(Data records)
━━━━

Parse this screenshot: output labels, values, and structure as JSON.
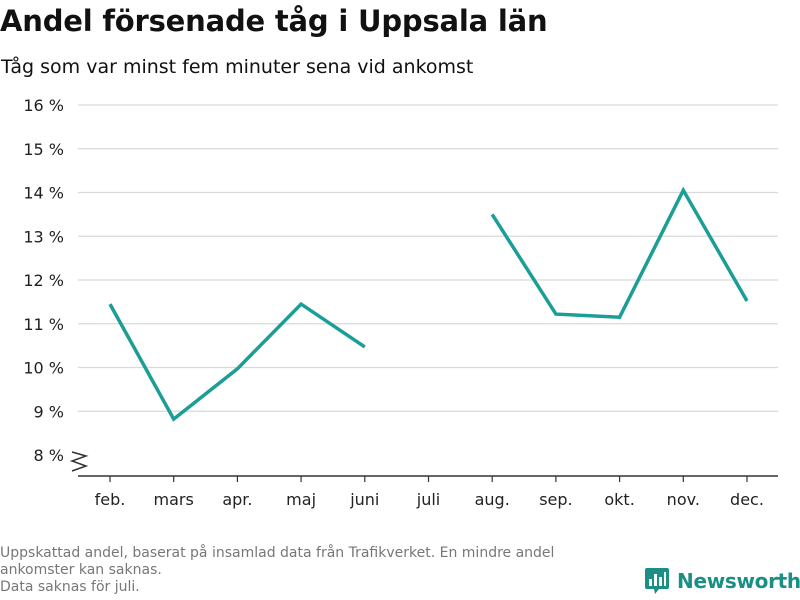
{
  "title": "Andel försenade tåg i Uppsala län",
  "subtitle": "Tåg som var minst fem minuter sena vid ankomst",
  "footnote": {
    "line1": "Uppskattad andel, baserat på insamlad data från Trafikverket. En mindre andel",
    "line2": "ankomster kan saknas.",
    "line3": "Data saknas för juli."
  },
  "brand": {
    "name": "Newsworthy",
    "icon": "bar-chart-icon"
  },
  "colors": {
    "line": "#1a9e95",
    "grid": "#d9d9d9",
    "axis": "#333333",
    "brand": "#1a8f86"
  },
  "chart_data": {
    "type": "line",
    "title": "Andel försenade tåg i Uppsala län",
    "subtitle": "Tåg som var minst fem minuter sena vid ankomst",
    "categories": [
      "feb.",
      "mars",
      "apr.",
      "maj",
      "juni",
      "juli",
      "aug.",
      "sep.",
      "okt.",
      "nov.",
      "dec."
    ],
    "series": [
      {
        "values": [
          11.45,
          8.82,
          9.97,
          11.45,
          10.47,
          null,
          13.5,
          11.22,
          11.15,
          14.05,
          11.52
        ]
      }
    ],
    "ylim": [
      8,
      16
    ],
    "yticks": [
      8,
      9,
      10,
      11,
      12,
      13,
      14,
      15,
      16
    ],
    "ytick_labels": [
      "8 %",
      "9 %",
      "10 %",
      "11 %",
      "12 %",
      "13 %",
      "14 %",
      "15 %",
      "16 %"
    ],
    "axis_break": true,
    "grid": true,
    "legend": "none"
  }
}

━━━━

## Task requirements
Write the full listing out again with every line unchanged, but include no pictures.

## Output for this task
Parse this screenshot: output labels, values, and structure as JSON.
{
  "title": "Andel försenade tåg i Uppsala län",
  "subtitle": "Tåg som var minst fem minuter sena vid ankomst",
  "footnote": {
    "line1": "Uppskattad andel, baserat på insamlad data från Trafikverket. En mindre andel",
    "line2": "ankomster kan saknas.",
    "line3": "Data saknas för juli."
  },
  "brand": {
    "name": "Newsworthy",
    "icon": "bar-chart-icon"
  },
  "colors": {
    "line": "#1a9e95",
    "grid": "#d9d9d9",
    "axis": "#333333",
    "brand": "#1a8f86"
  },
  "chart_data": {
    "type": "line",
    "title": "Andel försenade tåg i Uppsala län",
    "subtitle": "Tåg som var minst fem minuter sena vid ankomst",
    "categories": [
      "feb.",
      "mars",
      "apr.",
      "maj",
      "juni",
      "juli",
      "aug.",
      "sep.",
      "okt.",
      "nov.",
      "dec."
    ],
    "series": [
      {
        "values": [
          11.45,
          8.82,
          9.97,
          11.45,
          10.47,
          null,
          13.5,
          11.22,
          11.15,
          14.05,
          11.52
        ]
      }
    ],
    "ylim": [
      8,
      16
    ],
    "yticks": [
      8,
      9,
      10,
      11,
      12,
      13,
      14,
      15,
      16
    ],
    "ytick_labels": [
      "8 %",
      "9 %",
      "10 %",
      "11 %",
      "12 %",
      "13 %",
      "14 %",
      "15 %",
      "16 %"
    ],
    "axis_break": true,
    "grid": true,
    "legend": "none"
  }
}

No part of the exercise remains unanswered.